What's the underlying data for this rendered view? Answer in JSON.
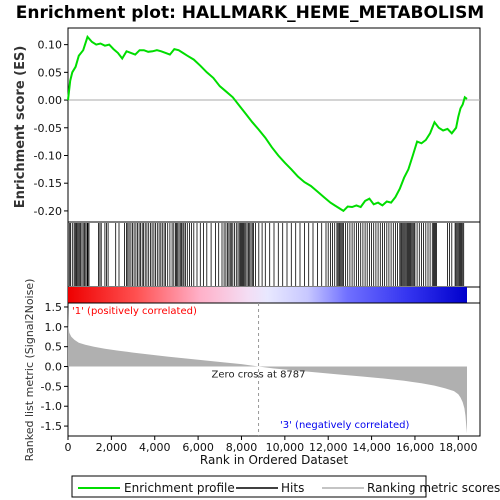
{
  "chart_data": {
    "type": "line",
    "title": "Enrichment plot: HALLMARK_HEME_METABOLISM",
    "es_panel": {
      "ylabel": "Enrichment score (ES)",
      "ylim": [
        -0.22,
        0.13
      ],
      "yticks": [
        0.1,
        0.05,
        0.0,
        -0.05,
        -0.1,
        -0.15,
        -0.2
      ],
      "ytick_labels": [
        "0.10",
        "0.05",
        "0.00",
        "-0.05",
        "-0.10",
        "-0.15",
        "-0.20"
      ],
      "line_color": "#00dd00",
      "series": [
        {
          "name": "Enrichment profile",
          "x": [
            0,
            100,
            200,
            350,
            500,
            700,
            900,
            1100,
            1300,
            1500,
            1700,
            1900,
            2100,
            2300,
            2500,
            2700,
            2900,
            3100,
            3300,
            3500,
            3700,
            3900,
            4100,
            4300,
            4500,
            4700,
            4900,
            5100,
            5300,
            5500,
            5800,
            6100,
            6400,
            6700,
            7000,
            7300,
            7600,
            7900,
            8200,
            8500,
            8787,
            9100,
            9400,
            9700,
            10000,
            10300,
            10600,
            10900,
            11200,
            11500,
            11800,
            12100,
            12300,
            12500,
            12700,
            12900,
            13100,
            13300,
            13500,
            13700,
            13900,
            14100,
            14300,
            14500,
            14700,
            14900,
            15100,
            15300,
            15500,
            15700,
            15900,
            16100,
            16300,
            16500,
            16700,
            16900,
            17100,
            17300,
            17500,
            17700,
            17900,
            18000,
            18100,
            18200,
            18300,
            18400
          ],
          "y": [
            0.0,
            0.035,
            0.05,
            0.06,
            0.08,
            0.09,
            0.114,
            0.105,
            0.1,
            0.102,
            0.098,
            0.1,
            0.092,
            0.085,
            0.075,
            0.088,
            0.085,
            0.082,
            0.09,
            0.09,
            0.087,
            0.088,
            0.09,
            0.088,
            0.085,
            0.082,
            0.092,
            0.09,
            0.085,
            0.08,
            0.073,
            0.062,
            0.05,
            0.04,
            0.025,
            0.015,
            0.005,
            -0.01,
            -0.025,
            -0.04,
            -0.053,
            -0.068,
            -0.085,
            -0.1,
            -0.113,
            -0.125,
            -0.138,
            -0.148,
            -0.155,
            -0.165,
            -0.175,
            -0.185,
            -0.19,
            -0.195,
            -0.2,
            -0.192,
            -0.193,
            -0.19,
            -0.193,
            -0.182,
            -0.178,
            -0.188,
            -0.185,
            -0.19,
            -0.183,
            -0.185,
            -0.175,
            -0.16,
            -0.14,
            -0.125,
            -0.1,
            -0.075,
            -0.078,
            -0.072,
            -0.06,
            -0.04,
            -0.05,
            -0.055,
            -0.052,
            -0.06,
            -0.05,
            -0.03,
            -0.015,
            -0.008,
            0.005,
            0.002
          ]
        }
      ]
    },
    "hits_panel": {
      "legend_label": "Hits",
      "hit_ranks": [
        60,
        120,
        200,
        280,
        330,
        380,
        420,
        470,
        520,
        570,
        640,
        700,
        760,
        820,
        880,
        920,
        970,
        1400,
        1470,
        1530,
        1700,
        1780,
        1850,
        2200,
        2350,
        2600,
        2700,
        2760,
        2820,
        2900,
        2980,
        3050,
        3130,
        3200,
        3280,
        3350,
        3420,
        3480,
        3560,
        3640,
        3720,
        3800,
        3880,
        3960,
        4040,
        4120,
        4200,
        4280,
        4350,
        4430,
        4500,
        4600,
        4700,
        4800,
        4880,
        4960,
        5000,
        5060,
        5120,
        5180,
        5240,
        5300,
        5350,
        5420,
        5500,
        5600,
        5700,
        5800,
        5950,
        6100,
        6250,
        6400,
        6600,
        6800,
        6950,
        7100,
        7200,
        7280,
        7350,
        7420,
        7480,
        7530,
        7600,
        7680,
        7760,
        7840,
        7900,
        7950,
        8000,
        8050,
        8100,
        8150,
        8200,
        8260,
        8320,
        8380,
        8440,
        8500,
        8560,
        8640,
        8800,
        8950,
        9100,
        9300,
        9500,
        9700,
        9900,
        10100,
        10300,
        10500,
        10700,
        10900,
        11100,
        11300,
        11500,
        11700,
        11900,
        12000,
        12100,
        12200,
        12300,
        12400,
        12450,
        12500,
        12550,
        12600,
        12650,
        12700,
        12800,
        12900,
        13000,
        13100,
        13200,
        13300,
        13400,
        13500,
        13600,
        13700,
        13800,
        13900,
        14000,
        14100,
        14200,
        14300,
        14400,
        14500,
        14600,
        14700,
        14800,
        14900,
        15000,
        15100,
        15200,
        15300,
        15350,
        15400,
        15450,
        15500,
        15550,
        15600,
        15650,
        15700,
        15750,
        15800,
        15850,
        15900,
        15950,
        16000,
        16100,
        16200,
        16300,
        16400,
        16500,
        16600,
        16700,
        16800,
        16850,
        16900,
        16950,
        17000,
        17500,
        17600,
        17700,
        17850,
        17900,
        17950,
        18000,
        18050,
        18100,
        18150,
        18200,
        18250
      ]
    },
    "metric_panel": {
      "ylabel": "Ranked list metric (Signal2Noise)",
      "ylim": [
        -1.75,
        1.6
      ],
      "yticks": [
        1.5,
        1.0,
        0.5,
        0.0,
        -0.5,
        -1.0,
        -1.5
      ],
      "ytick_labels": [
        "1.5",
        "1.0",
        "0.5",
        "0.0",
        "-0.5",
        "-1.0",
        "-1.5"
      ],
      "fill_color": "#b0b0b0",
      "series": [
        {
          "name": "Ranking metric scores",
          "x": [
            0,
            20,
            60,
            150,
            300,
            500,
            800,
            1200,
            1700,
            2300,
            3000,
            3800,
            4600,
            5500,
            6400,
            7300,
            8000,
            8787,
            9500,
            10500,
            11500,
            12500,
            13500,
            14500,
            15500,
            16300,
            16900,
            17400,
            17800,
            18000,
            18100,
            18200,
            18280,
            18330,
            18370,
            18400
          ],
          "y": [
            1.5,
            1.0,
            0.85,
            0.75,
            0.67,
            0.6,
            0.55,
            0.5,
            0.45,
            0.4,
            0.35,
            0.3,
            0.25,
            0.2,
            0.15,
            0.1,
            0.06,
            0.0,
            -0.05,
            -0.1,
            -0.15,
            -0.2,
            -0.25,
            -0.3,
            -0.36,
            -0.42,
            -0.48,
            -0.55,
            -0.62,
            -0.7,
            -0.78,
            -0.9,
            -1.05,
            -1.25,
            -1.5,
            -1.68
          ]
        }
      ],
      "zero_cross_label": "Zero cross at 8787",
      "zero_cross_rank": 8787,
      "pos_label": "'1' (positively correlated)",
      "neg_label": "'3' (negatively correlated)",
      "pos_color": "#ff0000",
      "neg_color": "#0000ee"
    },
    "xaxis": {
      "xlabel": "Rank in Ordered Dataset",
      "xlim": [
        0,
        19000
      ],
      "xticks": [
        0,
        2000,
        4000,
        6000,
        8000,
        10000,
        12000,
        14000,
        16000,
        18000
      ],
      "xtick_labels": [
        "0",
        "2,000",
        "4,000",
        "6,000",
        "8,000",
        "10,000",
        "12,000",
        "14,000",
        "16,000",
        "18,000"
      ],
      "n_genes": 18400
    },
    "legend": {
      "items": [
        "Enrichment profile",
        "Hits",
        "Ranking metric scores"
      ],
      "placement": "bottom"
    }
  }
}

━━━━━━━━━━━━━━━━━━━━━━━━━━━━━━

TASK INSTRUCTIONS. Omit every picture, then write out the entries above exactly.

EXERCISE OUTPUT.
What's the underlying data for this rendered view? Answer in JSON.
{
  "chart_data": {
    "type": "line",
    "title": "Enrichment plot: HALLMARK_HEME_METABOLISM",
    "es_panel": {
      "ylabel": "Enrichment score (ES)",
      "ylim": [
        -0.22,
        0.13
      ],
      "yticks": [
        0.1,
        0.05,
        0.0,
        -0.05,
        -0.1,
        -0.15,
        -0.2
      ],
      "ytick_labels": [
        "0.10",
        "0.05",
        "0.00",
        "-0.05",
        "-0.10",
        "-0.15",
        "-0.20"
      ],
      "line_color": "#00dd00",
      "series": [
        {
          "name": "Enrichment profile",
          "x": [
            0,
            100,
            200,
            350,
            500,
            700,
            900,
            1100,
            1300,
            1500,
            1700,
            1900,
            2100,
            2300,
            2500,
            2700,
            2900,
            3100,
            3300,
            3500,
            3700,
            3900,
            4100,
            4300,
            4500,
            4700,
            4900,
            5100,
            5300,
            5500,
            5800,
            6100,
            6400,
            6700,
            7000,
            7300,
            7600,
            7900,
            8200,
            8500,
            8787,
            9100,
            9400,
            9700,
            10000,
            10300,
            10600,
            10900,
            11200,
            11500,
            11800,
            12100,
            12300,
            12500,
            12700,
            12900,
            13100,
            13300,
            13500,
            13700,
            13900,
            14100,
            14300,
            14500,
            14700,
            14900,
            15100,
            15300,
            15500,
            15700,
            15900,
            16100,
            16300,
            16500,
            16700,
            16900,
            17100,
            17300,
            17500,
            17700,
            17900,
            18000,
            18100,
            18200,
            18300,
            18400
          ],
          "y": [
            0.0,
            0.035,
            0.05,
            0.06,
            0.08,
            0.09,
            0.114,
            0.105,
            0.1,
            0.102,
            0.098,
            0.1,
            0.092,
            0.085,
            0.075,
            0.088,
            0.085,
            0.082,
            0.09,
            0.09,
            0.087,
            0.088,
            0.09,
            0.088,
            0.085,
            0.082,
            0.092,
            0.09,
            0.085,
            0.08,
            0.073,
            0.062,
            0.05,
            0.04,
            0.025,
            0.015,
            0.005,
            -0.01,
            -0.025,
            -0.04,
            -0.053,
            -0.068,
            -0.085,
            -0.1,
            -0.113,
            -0.125,
            -0.138,
            -0.148,
            -0.155,
            -0.165,
            -0.175,
            -0.185,
            -0.19,
            -0.195,
            -0.2,
            -0.192,
            -0.193,
            -0.19,
            -0.193,
            -0.182,
            -0.178,
            -0.188,
            -0.185,
            -0.19,
            -0.183,
            -0.185,
            -0.175,
            -0.16,
            -0.14,
            -0.125,
            -0.1,
            -0.075,
            -0.078,
            -0.072,
            -0.06,
            -0.04,
            -0.05,
            -0.055,
            -0.052,
            -0.06,
            -0.05,
            -0.03,
            -0.015,
            -0.008,
            0.005,
            0.002
          ]
        }
      ]
    },
    "hits_panel": {
      "legend_label": "Hits",
      "hit_ranks": [
        60,
        120,
        200,
        280,
        330,
        380,
        420,
        470,
        520,
        570,
        640,
        700,
        760,
        820,
        880,
        920,
        970,
        1400,
        1470,
        1530,
        1700,
        1780,
        1850,
        2200,
        2350,
        2600,
        2700,
        2760,
        2820,
        2900,
        2980,
        3050,
        3130,
        3200,
        3280,
        3350,
        3420,
        3480,
        3560,
        3640,
        3720,
        3800,
        3880,
        3960,
        4040,
        4120,
        4200,
        4280,
        4350,
        4430,
        4500,
        4600,
        4700,
        4800,
        4880,
        4960,
        5000,
        5060,
        5120,
        5180,
        5240,
        5300,
        5350,
        5420,
        5500,
        5600,
        5700,
        5800,
        5950,
        6100,
        6250,
        6400,
        6600,
        6800,
        6950,
        7100,
        7200,
        7280,
        7350,
        7420,
        7480,
        7530,
        7600,
        7680,
        7760,
        7840,
        7900,
        7950,
        8000,
        8050,
        8100,
        8150,
        8200,
        8260,
        8320,
        8380,
        8440,
        8500,
        8560,
        8640,
        8800,
        8950,
        9100,
        9300,
        9500,
        9700,
        9900,
        10100,
        10300,
        10500,
        10700,
        10900,
        11100,
        11300,
        11500,
        11700,
        11900,
        12000,
        12100,
        12200,
        12300,
        12400,
        12450,
        12500,
        12550,
        12600,
        12650,
        12700,
        12800,
        12900,
        13000,
        13100,
        13200,
        13300,
        13400,
        13500,
        13600,
        13700,
        13800,
        13900,
        14000,
        14100,
        14200,
        14300,
        14400,
        14500,
        14600,
        14700,
        14800,
        14900,
        15000,
        15100,
        15200,
        15300,
        15350,
        15400,
        15450,
        15500,
        15550,
        15600,
        15650,
        15700,
        15750,
        15800,
        15850,
        15900,
        15950,
        16000,
        16100,
        16200,
        16300,
        16400,
        16500,
        16600,
        16700,
        16800,
        16850,
        16900,
        16950,
        17000,
        17500,
        17600,
        17700,
        17850,
        17900,
        17950,
        18000,
        18050,
        18100,
        18150,
        18200,
        18250
      ]
    },
    "metric_panel": {
      "ylabel": "Ranked list metric (Signal2Noise)",
      "ylim": [
        -1.75,
        1.6
      ],
      "yticks": [
        1.5,
        1.0,
        0.5,
        0.0,
        -0.5,
        -1.0,
        -1.5
      ],
      "ytick_labels": [
        "1.5",
        "1.0",
        "0.5",
        "0.0",
        "-0.5",
        "-1.0",
        "-1.5"
      ],
      "fill_color": "#b0b0b0",
      "series": [
        {
          "name": "Ranking metric scores",
          "x": [
            0,
            20,
            60,
            150,
            300,
            500,
            800,
            1200,
            1700,
            2300,
            3000,
            3800,
            4600,
            5500,
            6400,
            7300,
            8000,
            8787,
            9500,
            10500,
            11500,
            12500,
            13500,
            14500,
            15500,
            16300,
            16900,
            17400,
            17800,
            18000,
            18100,
            18200,
            18280,
            18330,
            18370,
            18400
          ],
          "y": [
            1.5,
            1.0,
            0.85,
            0.75,
            0.67,
            0.6,
            0.55,
            0.5,
            0.45,
            0.4,
            0.35,
            0.3,
            0.25,
            0.2,
            0.15,
            0.1,
            0.06,
            0.0,
            -0.05,
            -0.1,
            -0.15,
            -0.2,
            -0.25,
            -0.3,
            -0.36,
            -0.42,
            -0.48,
            -0.55,
            -0.62,
            -0.7,
            -0.78,
            -0.9,
            -1.05,
            -1.25,
            -1.5,
            -1.68
          ]
        }
      ],
      "zero_cross_label": "Zero cross at 8787",
      "zero_cross_rank": 8787,
      "pos_label": "'1' (positively correlated)",
      "neg_label": "'3' (negatively correlated)",
      "pos_color": "#ff0000",
      "neg_color": "#0000ee"
    },
    "xaxis": {
      "xlabel": "Rank in Ordered Dataset",
      "xlim": [
        0,
        19000
      ],
      "xticks": [
        0,
        2000,
        4000,
        6000,
        8000,
        10000,
        12000,
        14000,
        16000,
        18000
      ],
      "xtick_labels": [
        "0",
        "2,000",
        "4,000",
        "6,000",
        "8,000",
        "10,000",
        "12,000",
        "14,000",
        "16,000",
        "18,000"
      ],
      "n_genes": 18400
    },
    "legend": {
      "items": [
        "Enrichment profile",
        "Hits",
        "Ranking metric scores"
      ],
      "placement": "bottom"
    }
  }
}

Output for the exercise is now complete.